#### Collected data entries
----------

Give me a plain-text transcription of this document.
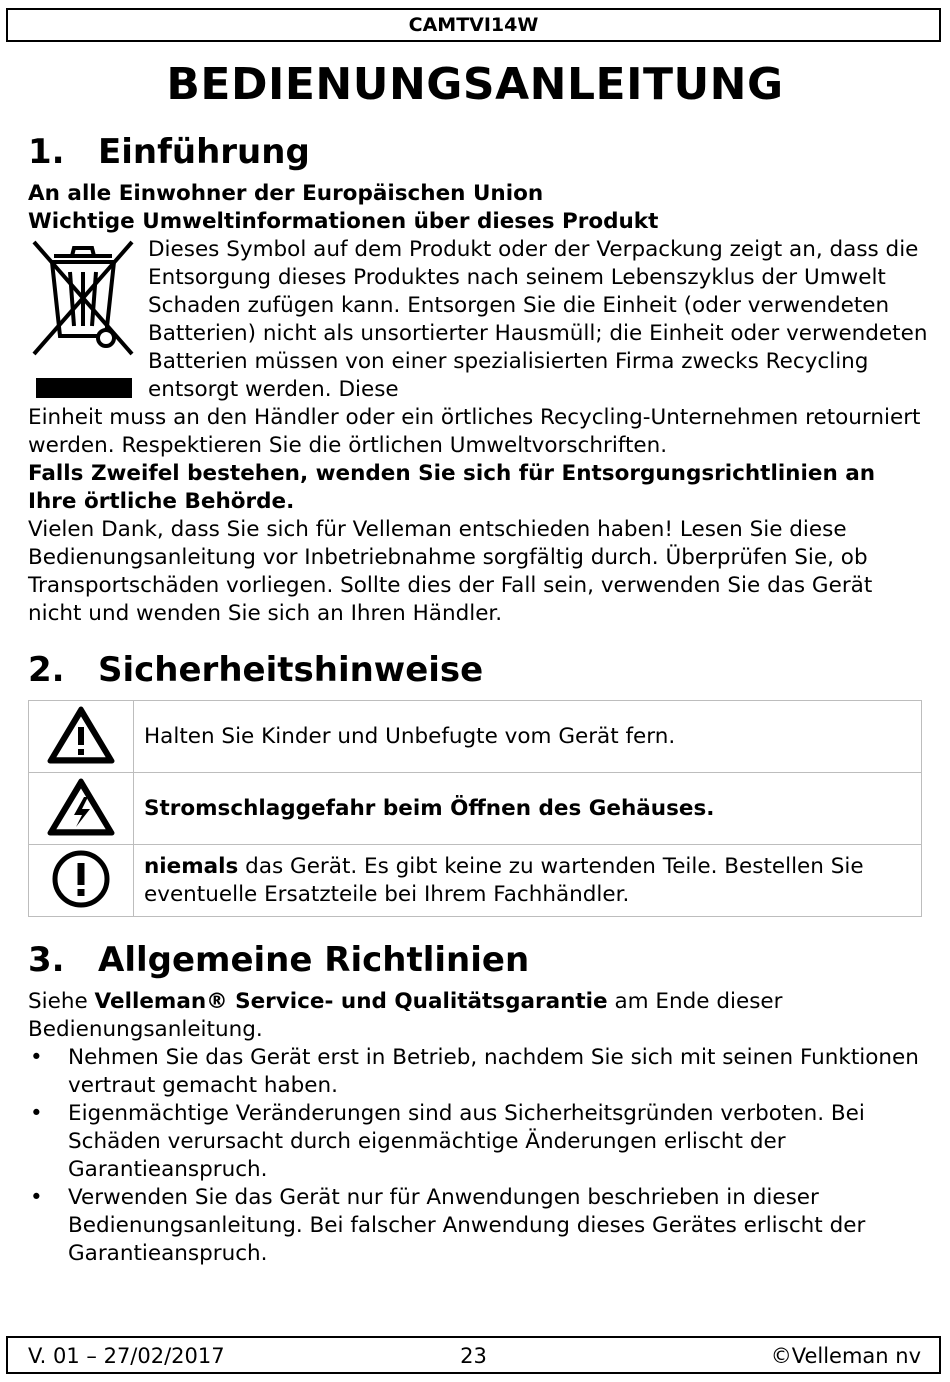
CAMTVI14W
BEDIENUNGSANLEITUNG
1. Einführung
An alle Einwohner der Europäischen Union
Wichtige Umweltinformationen über dieses Produkt
Dieses Symbol auf dem Produkt oder der Verpackung zeigt an, dass die Entsorgung dieses Produktes nach seinem Lebenszyklus der Umwelt Schaden zufügen kann. Entsorgen Sie die Einheit (oder verwendeten Batterien) nicht als unsortierter Hausmüll; die Einheit oder verwendeten Batterien müssen von einer spezialisierten Firma zwecks Recycling entsorgt werden. Diese
Einheit muss an den Händler oder ein örtliches Recycling-Unternehmen retourniert werden. Respektieren Sie die örtlichen Umweltvorschriften.
Falls Zweifel bestehen, wenden Sie sich für Entsorgungsrichtlinien an Ihre örtliche Behörde.
Vielen Dank, dass Sie sich für Velleman entschieden haben! Lesen Sie diese Bedienungsanleitung vor Inbetriebnahme sorgfältig durch. Überprüfen Sie, ob Transportschäden vorliegen. Sollte dies der Fall sein, verwenden Sie das Gerät nicht und wenden Sie sich an Ihren Händler.
2. Sicherheitshinweise
	Halten Sie Kinder und Unbefugte vom Gerät fern.
	Stromschlaggefahr beim Öffnen des Gehäuses.
	niemals das Gerät. Es gibt keine zu wartenden Teile. Bestellen Sie eventuelle Ersatzteile bei Ihrem Fachhändler.
3. Allgemeine Richtlinien
Siehe Velleman® Service- und Qualitätsgarantie am Ende dieser Bedienungsanleitung.
• Nehmen Sie das Gerät erst in Betrieb, nachdem Sie sich mit seinen Funktionen vertraut gemacht haben.
• Eigenmächtige Veränderungen sind aus Sicherheitsgründen verboten. Bei Schäden verursacht durch eigenmächtige Änderungen erlischt der Garantieanspruch.
• Verwenden Sie das Gerät nur für Anwendungen beschrieben in dieser Bedienungsanleitung. Bei falscher Anwendung dieses Gerätes erlischt der Garantieanspruch.
23
V. 01 – 27/02/2017	©Velleman nv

----------

#### What you need to do
Copy the data word for word. Pictures do not go in the copy.

#### Task solution
Give me a plain-text transcription of this document.
CAMTVI14W
BEDIENUNGSANLEITUNG
1. Einführung
An alle Einwohner der Europäischen Union
Wichtige Umweltinformationen über dieses Produkt
Dieses Symbol auf dem Produkt oder der Verpackung zeigt an, dass die Entsorgung dieses Produktes nach seinem Lebenszyklus der Umwelt Schaden zufügen kann. Entsorgen Sie die Einheit (oder verwendeten Batterien) nicht als unsortierter Hausmüll; die Einheit oder verwendeten Batterien müssen von einer spezialisierten Firma zwecks Recycling entsorgt werden. Diese
Einheit muss an den Händler oder ein örtliches Recycling-Unternehmen retourniert werden. Respektieren Sie die örtlichen Umweltvorschriften.
Falls Zweifel bestehen, wenden Sie sich für Entsorgungsrichtlinien an Ihre örtliche Behörde.
Vielen Dank, dass Sie sich für Velleman entschieden haben! Lesen Sie diese Bedienungsanleitung vor Inbetriebnahme sorgfältig durch. Überprüfen Sie, ob Transportschäden vorliegen. Sollte dies der Fall sein, verwenden Sie das Gerät nicht und wenden Sie sich an Ihren Händler.
2. Sicherheitshinweise
	Halten Sie Kinder und Unbefugte vom Gerät fern.
	Stromschlaggefahr beim Öffnen des Gehäuses.
	niemals das Gerät. Es gibt keine zu wartenden Teile. Bestellen Sie eventuelle Ersatzteile bei Ihrem Fachhändler.
3. Allgemeine Richtlinien
Siehe Velleman® Service- und Qualitätsgarantie am Ende dieser Bedienungsanleitung.
• Nehmen Sie das Gerät erst in Betrieb, nachdem Sie sich mit seinen Funktionen vertraut gemacht haben.
• Eigenmächtige Veränderungen sind aus Sicherheitsgründen verboten. Bei Schäden verursacht durch eigenmächtige Änderungen erlischt der Garantieanspruch.
• Verwenden Sie das Gerät nur für Anwendungen beschrieben in dieser Bedienungsanleitung. Bei falscher Anwendung dieses Gerätes erlischt der Garantieanspruch.
23
V. 01 – 27/02/2017	©Velleman nv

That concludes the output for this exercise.